[START OF Provided information]

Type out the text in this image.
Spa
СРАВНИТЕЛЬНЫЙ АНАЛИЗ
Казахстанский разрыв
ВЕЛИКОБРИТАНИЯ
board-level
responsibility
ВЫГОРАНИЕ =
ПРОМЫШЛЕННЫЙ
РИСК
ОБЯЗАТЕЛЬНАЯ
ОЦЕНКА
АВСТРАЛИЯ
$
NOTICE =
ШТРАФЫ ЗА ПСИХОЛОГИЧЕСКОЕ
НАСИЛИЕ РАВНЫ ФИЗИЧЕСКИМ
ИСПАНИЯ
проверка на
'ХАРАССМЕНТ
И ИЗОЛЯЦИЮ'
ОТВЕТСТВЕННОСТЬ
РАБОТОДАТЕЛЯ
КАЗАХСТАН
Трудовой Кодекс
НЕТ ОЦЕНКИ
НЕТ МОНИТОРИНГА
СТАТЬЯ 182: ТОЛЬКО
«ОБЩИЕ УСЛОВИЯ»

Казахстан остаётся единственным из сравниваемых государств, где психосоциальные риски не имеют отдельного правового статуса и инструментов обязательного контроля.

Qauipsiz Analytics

[END OF Provided information]

* **Task directions**: Reproduce the material above, every line of it, exactly.

* **The result**:
Type out the text in this image.
Spa
СРАВНИТЕЛЬНЫЙ АНАЛИЗ
Казахстанский разрыв
ВЕЛИКОБРИТАНИЯ
board-level
responsibility
ВЫГОРАНИЕ =
ПРОМЫШЛЕННЫЙ
РИСК
ОБЯЗАТЕЛЬНАЯ
ОЦЕНКА
АВСТРАЛИЯ
$
NOTICE =
ШТРАФЫ ЗА ПСИХОЛОГИЧЕСКОЕ
НАСИЛИЕ РАВНЫ ФИЗИЧЕСКИМ
ИСПАНИЯ
проверка на
'ХАРАССМЕНТ
И ИЗОЛЯЦИЮ'
ОТВЕТСТВЕННОСТЬ
РАБОТОДАТЕЛЯ
КАЗАХСТАН
Трудовой Кодекс
НЕТ ОЦЕНКИ
НЕТ МОНИТОРИНГА
СТАТЬЯ 182: ТОЛЬКО
«ОБЩИЕ УСЛОВИЯ»

Казахстан остаётся единственным из сравниваемых государств, где психосоциальные риски не имеют отдельного правового статуса и инструментов обязательного контроля.

Qauipsiz Analytics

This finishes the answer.